## Begin Information provided

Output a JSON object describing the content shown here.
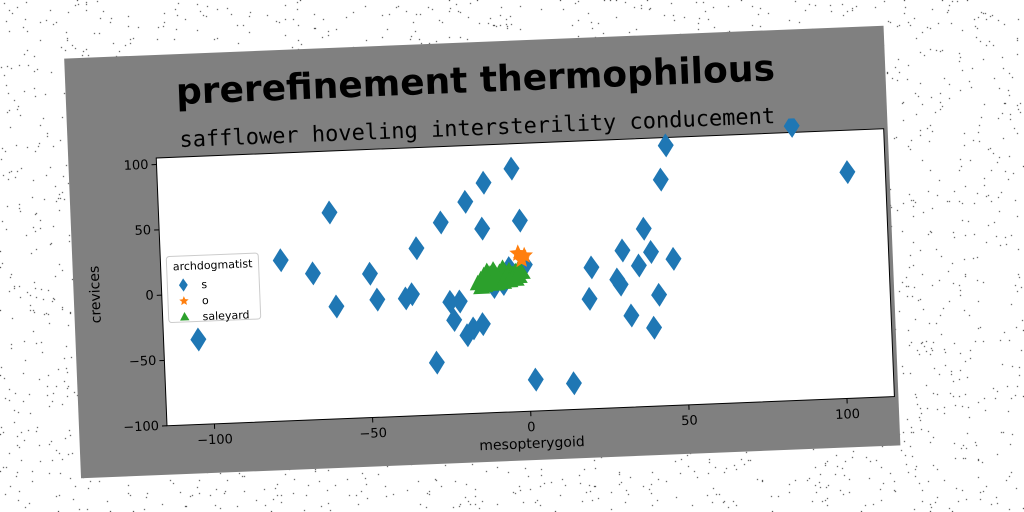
{
  "chart_data": {
    "type": "scatter",
    "title": "prerefinement thermophilous",
    "subtitle": "safflower hoveling intersterility conducement",
    "xlabel": "mesopterygoid",
    "ylabel": "crevices",
    "xlim": [
      -115,
      115
    ],
    "ylim": [
      -100,
      105
    ],
    "xticks": [
      -100,
      -50,
      0,
      50,
      100
    ],
    "yticks": [
      -100,
      -50,
      0,
      50,
      100
    ],
    "grid": false,
    "legend": {
      "title": "archdogmatist",
      "placement": "center-left"
    },
    "colors": {
      "s": "#1f77b4",
      "o": "#ff7f0e",
      "saleyard": "#2ca02c",
      "frame": "#808080"
    },
    "series": [
      {
        "name": "s",
        "marker": "diamond",
        "points": [
          [
            -104,
            -35
          ],
          [
            -77,
            23
          ],
          [
            -67,
            12
          ],
          [
            -60,
            -14
          ],
          [
            -61,
            58
          ],
          [
            -49,
            10
          ],
          [
            -47,
            -10
          ],
          [
            -38,
            -10
          ],
          [
            -36,
            -7
          ],
          [
            -34,
            28
          ],
          [
            -29,
            -60
          ],
          [
            -26,
            47
          ],
          [
            -24,
            -14
          ],
          [
            -23,
            -28
          ],
          [
            -21,
            -14
          ],
          [
            -19,
            -40
          ],
          [
            -18,
            62
          ],
          [
            -17,
            -35
          ],
          [
            -14,
            -32
          ],
          [
            -13,
            41
          ],
          [
            -12,
            76
          ],
          [
            -10,
            -4
          ],
          [
            -7,
            -2
          ],
          [
            -5,
            10
          ],
          [
            -3,
            86
          ],
          [
            -1,
            46
          ],
          [
            0,
            12
          ],
          [
            2,
            -76
          ],
          [
            14,
            -80
          ],
          [
            20,
            -16
          ],
          [
            21,
            8
          ],
          [
            29,
            -2
          ],
          [
            30,
            -6
          ],
          [
            31,
            20
          ],
          [
            33,
            -30
          ],
          [
            36,
            8
          ],
          [
            38,
            36
          ],
          [
            40,
            18
          ],
          [
            40,
            -40
          ],
          [
            42,
            -15
          ],
          [
            44,
            73
          ],
          [
            46,
            99
          ],
          [
            47,
            12
          ],
          [
            86,
            110
          ],
          [
            103,
            73
          ]
        ]
      },
      {
        "name": "o",
        "marker": "star",
        "points": [
          [
            -2,
            21
          ],
          [
            -1,
            16
          ],
          [
            0,
            19
          ]
        ]
      },
      {
        "name": "saleyard",
        "marker": "triangle",
        "points": [
          [
            -14,
            2
          ],
          [
            -13,
            5
          ],
          [
            -12,
            8
          ],
          [
            -11,
            6
          ],
          [
            -10,
            9
          ],
          [
            -9,
            4
          ],
          [
            -8,
            7
          ],
          [
            -7,
            10
          ],
          [
            -6,
            6
          ],
          [
            -5,
            8
          ],
          [
            -4,
            5
          ],
          [
            -3,
            7
          ],
          [
            -2,
            9
          ],
          [
            -1,
            6
          ],
          [
            -12,
            0
          ],
          [
            -10,
            2
          ],
          [
            -8,
            1
          ],
          [
            -6,
            3
          ],
          [
            -4,
            2
          ],
          [
            -2,
            3
          ],
          [
            -13,
            -3
          ],
          [
            -11,
            -2
          ],
          [
            -9,
            -2
          ],
          [
            -7,
            -1
          ],
          [
            -5,
            0
          ],
          [
            -3,
            1
          ],
          [
            -15,
            -1
          ],
          [
            -14,
            -4
          ]
        ]
      }
    ]
  }
}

## End Information provided

◆ **Problem description**
Reproduce the material in full, word for word, and omit the pictures.

◆ **The solution**
Output a JSON object describing the content shown here.
{
  "chart_data": {
    "type": "scatter",
    "title": "prerefinement thermophilous",
    "subtitle": "safflower hoveling intersterility conducement",
    "xlabel": "mesopterygoid",
    "ylabel": "crevices",
    "xlim": [
      -115,
      115
    ],
    "ylim": [
      -100,
      105
    ],
    "xticks": [
      -100,
      -50,
      0,
      50,
      100
    ],
    "yticks": [
      -100,
      -50,
      0,
      50,
      100
    ],
    "grid": false,
    "legend": {
      "title": "archdogmatist",
      "placement": "center-left"
    },
    "colors": {
      "s": "#1f77b4",
      "o": "#ff7f0e",
      "saleyard": "#2ca02c",
      "frame": "#808080"
    },
    "series": [
      {
        "name": "s",
        "marker": "diamond",
        "points": [
          [
            -104,
            -35
          ],
          [
            -77,
            23
          ],
          [
            -67,
            12
          ],
          [
            -60,
            -14
          ],
          [
            -61,
            58
          ],
          [
            -49,
            10
          ],
          [
            -47,
            -10
          ],
          [
            -38,
            -10
          ],
          [
            -36,
            -7
          ],
          [
            -34,
            28
          ],
          [
            -29,
            -60
          ],
          [
            -26,
            47
          ],
          [
            -24,
            -14
          ],
          [
            -23,
            -28
          ],
          [
            -21,
            -14
          ],
          [
            -19,
            -40
          ],
          [
            -18,
            62
          ],
          [
            -17,
            -35
          ],
          [
            -14,
            -32
          ],
          [
            -13,
            41
          ],
          [
            -12,
            76
          ],
          [
            -10,
            -4
          ],
          [
            -7,
            -2
          ],
          [
            -5,
            10
          ],
          [
            -3,
            86
          ],
          [
            -1,
            46
          ],
          [
            0,
            12
          ],
          [
            2,
            -76
          ],
          [
            14,
            -80
          ],
          [
            20,
            -16
          ],
          [
            21,
            8
          ],
          [
            29,
            -2
          ],
          [
            30,
            -6
          ],
          [
            31,
            20
          ],
          [
            33,
            -30
          ],
          [
            36,
            8
          ],
          [
            38,
            36
          ],
          [
            40,
            18
          ],
          [
            40,
            -40
          ],
          [
            42,
            -15
          ],
          [
            44,
            73
          ],
          [
            46,
            99
          ],
          [
            47,
            12
          ],
          [
            86,
            110
          ],
          [
            103,
            73
          ]
        ]
      },
      {
        "name": "o",
        "marker": "star",
        "points": [
          [
            -2,
            21
          ],
          [
            -1,
            16
          ],
          [
            0,
            19
          ]
        ]
      },
      {
        "name": "saleyard",
        "marker": "triangle",
        "points": [
          [
            -14,
            2
          ],
          [
            -13,
            5
          ],
          [
            -12,
            8
          ],
          [
            -11,
            6
          ],
          [
            -10,
            9
          ],
          [
            -9,
            4
          ],
          [
            -8,
            7
          ],
          [
            -7,
            10
          ],
          [
            -6,
            6
          ],
          [
            -5,
            8
          ],
          [
            -4,
            5
          ],
          [
            -3,
            7
          ],
          [
            -2,
            9
          ],
          [
            -1,
            6
          ],
          [
            -12,
            0
          ],
          [
            -10,
            2
          ],
          [
            -8,
            1
          ],
          [
            -6,
            3
          ],
          [
            -4,
            2
          ],
          [
            -2,
            3
          ],
          [
            -13,
            -3
          ],
          [
            -11,
            -2
          ],
          [
            -9,
            -2
          ],
          [
            -7,
            -1
          ],
          [
            -5,
            0
          ],
          [
            -3,
            1
          ],
          [
            -15,
            -1
          ],
          [
            -14,
            -4
          ]
        ]
      }
    ]
  }
}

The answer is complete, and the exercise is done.